(Dataset records)
Begin
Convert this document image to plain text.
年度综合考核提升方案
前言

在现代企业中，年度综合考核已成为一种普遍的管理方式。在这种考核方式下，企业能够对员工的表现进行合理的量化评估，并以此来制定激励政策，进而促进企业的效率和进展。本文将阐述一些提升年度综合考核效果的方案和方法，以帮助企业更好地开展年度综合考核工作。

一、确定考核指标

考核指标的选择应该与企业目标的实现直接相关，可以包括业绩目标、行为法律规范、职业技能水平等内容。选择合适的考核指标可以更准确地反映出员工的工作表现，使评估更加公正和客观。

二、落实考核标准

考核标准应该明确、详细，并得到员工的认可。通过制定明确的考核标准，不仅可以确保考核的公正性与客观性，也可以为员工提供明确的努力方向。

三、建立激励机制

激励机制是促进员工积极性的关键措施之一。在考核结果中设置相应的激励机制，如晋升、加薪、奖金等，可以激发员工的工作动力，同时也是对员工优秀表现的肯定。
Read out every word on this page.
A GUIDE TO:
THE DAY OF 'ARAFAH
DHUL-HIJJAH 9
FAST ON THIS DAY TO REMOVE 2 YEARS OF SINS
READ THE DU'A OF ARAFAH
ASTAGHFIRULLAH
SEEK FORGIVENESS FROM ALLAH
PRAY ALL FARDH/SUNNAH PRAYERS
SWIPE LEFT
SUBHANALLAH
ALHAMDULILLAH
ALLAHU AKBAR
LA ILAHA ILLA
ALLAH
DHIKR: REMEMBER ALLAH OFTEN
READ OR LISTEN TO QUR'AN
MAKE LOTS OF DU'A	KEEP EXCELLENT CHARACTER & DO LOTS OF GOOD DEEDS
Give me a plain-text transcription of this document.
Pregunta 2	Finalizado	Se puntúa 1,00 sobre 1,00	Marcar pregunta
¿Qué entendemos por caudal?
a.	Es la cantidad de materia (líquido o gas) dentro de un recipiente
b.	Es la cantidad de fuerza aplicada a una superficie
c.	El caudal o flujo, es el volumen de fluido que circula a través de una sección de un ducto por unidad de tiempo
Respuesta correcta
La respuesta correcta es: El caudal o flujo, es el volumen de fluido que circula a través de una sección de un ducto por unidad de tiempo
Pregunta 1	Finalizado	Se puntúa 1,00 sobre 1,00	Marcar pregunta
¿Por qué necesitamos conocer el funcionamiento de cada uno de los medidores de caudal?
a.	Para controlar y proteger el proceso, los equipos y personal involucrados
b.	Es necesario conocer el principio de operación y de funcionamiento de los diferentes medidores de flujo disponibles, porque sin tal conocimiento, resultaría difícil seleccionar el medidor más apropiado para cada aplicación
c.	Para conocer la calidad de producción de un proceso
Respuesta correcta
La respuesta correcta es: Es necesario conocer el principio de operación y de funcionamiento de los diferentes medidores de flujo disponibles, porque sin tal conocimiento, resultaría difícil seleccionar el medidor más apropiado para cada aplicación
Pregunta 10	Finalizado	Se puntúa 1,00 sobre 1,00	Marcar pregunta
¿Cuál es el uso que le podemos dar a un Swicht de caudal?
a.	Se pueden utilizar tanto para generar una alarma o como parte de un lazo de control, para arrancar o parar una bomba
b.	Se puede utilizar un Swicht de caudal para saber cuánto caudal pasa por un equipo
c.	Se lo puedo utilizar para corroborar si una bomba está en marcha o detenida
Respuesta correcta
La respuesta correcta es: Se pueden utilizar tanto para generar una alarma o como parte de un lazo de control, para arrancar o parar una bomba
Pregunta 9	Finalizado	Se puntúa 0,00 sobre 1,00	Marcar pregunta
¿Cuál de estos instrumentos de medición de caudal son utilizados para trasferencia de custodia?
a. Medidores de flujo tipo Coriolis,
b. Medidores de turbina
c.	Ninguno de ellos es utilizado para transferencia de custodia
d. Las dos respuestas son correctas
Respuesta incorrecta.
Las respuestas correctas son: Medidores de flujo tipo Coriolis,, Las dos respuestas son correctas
End
◆ TASK GOAL:
Return every line of the material exactly.

◆ SOLVED PROBLEM:
Convert this document image to plain text.
年度综合考核提升方案
前言

在现代企业中，年度综合考核已成为一种普遍的管理方式。在这种考核方式下，企业能够对员工的表现进行合理的量化评估，并以此来制定激励政策，进而促进企业的效率和进展。本文将阐述一些提升年度综合考核效果的方案和方法，以帮助企业更好地开展年度综合考核工作。

一、确定考核指标

考核指标的选择应该与企业目标的实现直接相关，可以包括业绩目标、行为法律规范、职业技能水平等内容。选择合适的考核指标可以更准确地反映出员工的工作表现，使评估更加公正和客观。

二、落实考核标准

考核标准应该明确、详细，并得到员工的认可。通过制定明确的考核标准，不仅可以确保考核的公正性与客观性，也可以为员工提供明确的努力方向。

三、建立激励机制

激励机制是促进员工积极性的关键措施之一。在考核结果中设置相应的激励机制，如晋升、加薪、奖金等，可以激发员工的工作动力，同时也是对员工优秀表现的肯定。
Read out every word on this page.
A GUIDE TO:
THE DAY OF 'ARAFAH
DHUL-HIJJAH 9
FAST ON THIS DAY TO REMOVE 2 YEARS OF SINS
READ THE DU'A OF ARAFAH
ASTAGHFIRULLAH
SEEK FORGIVENESS FROM ALLAH
PRAY ALL FARDH/SUNNAH PRAYERS
SWIPE LEFT
SUBHANALLAH
ALHAMDULILLAH
ALLAHU AKBAR
LA ILAHA ILLA
ALLAH
DHIKR: REMEMBER ALLAH OFTEN
READ OR LISTEN TO QUR'AN
MAKE LOTS OF DU'A	KEEP EXCELLENT CHARACTER & DO LOTS OF GOOD DEEDS
Give me a plain-text transcription of this document.
Pregunta 2	Finalizado	Se puntúa 1,00 sobre 1,00	Marcar pregunta
¿Qué entendemos por caudal?
a.	Es la cantidad de materia (líquido o gas) dentro de un recipiente
b.	Es la cantidad de fuerza aplicada a una superficie
c.	El caudal o flujo, es el volumen de fluido que circula a través de una sección de un ducto por unidad de tiempo
Respuesta correcta
La respuesta correcta es: El caudal o flujo, es el volumen de fluido que circula a través de una sección de un ducto por unidad de tiempo
Pregunta 1	Finalizado	Se puntúa 1,00 sobre 1,00	Marcar pregunta
¿Por qué necesitamos conocer el funcionamiento de cada uno de los medidores de caudal?
a.	Para controlar y proteger el proceso, los equipos y personal involucrados
b.	Es necesario conocer el principio de operación y de funcionamiento de los diferentes medidores de flujo disponibles, porque sin tal conocimiento, resultaría difícil seleccionar el medidor más apropiado para cada aplicación
c.	Para conocer la calidad de producción de un proceso
Respuesta correcta
La respuesta correcta es: Es necesario conocer el principio de operación y de funcionamiento de los diferentes medidores de flujo disponibles, porque sin tal conocimiento, resultaría difícil seleccionar el medidor más apropiado para cada aplicación
Pregunta 10	Finalizado	Se puntúa 1,00 sobre 1,00	Marcar pregunta
¿Cuál es el uso que le podemos dar a un Swicht de caudal?
a.	Se pueden utilizar tanto para generar una alarma o como parte de un lazo de control, para arrancar o parar una bomba
b.	Se puede utilizar un Swicht de caudal para saber cuánto caudal pasa por un equipo
c.	Se lo puedo utilizar para corroborar si una bomba está en marcha o detenida
Respuesta correcta
La respuesta correcta es: Se pueden utilizar tanto para generar una alarma o como parte de un lazo de control, para arrancar o parar una bomba
Pregunta 9	Finalizado	Se puntúa 0,00 sobre 1,00	Marcar pregunta
¿Cuál de estos instrumentos de medición de caudal son utilizados para trasferencia de custodia?
a. Medidores de flujo tipo Coriolis,
b. Medidores de turbina
c.	Ninguno de ellos es utilizado para transferencia de custodia
d. Las dos respuestas son correctas
Respuesta incorrecta.
Las respuestas correctas son: Medidores de flujo tipo Coriolis,, Las dos respuestas son correctas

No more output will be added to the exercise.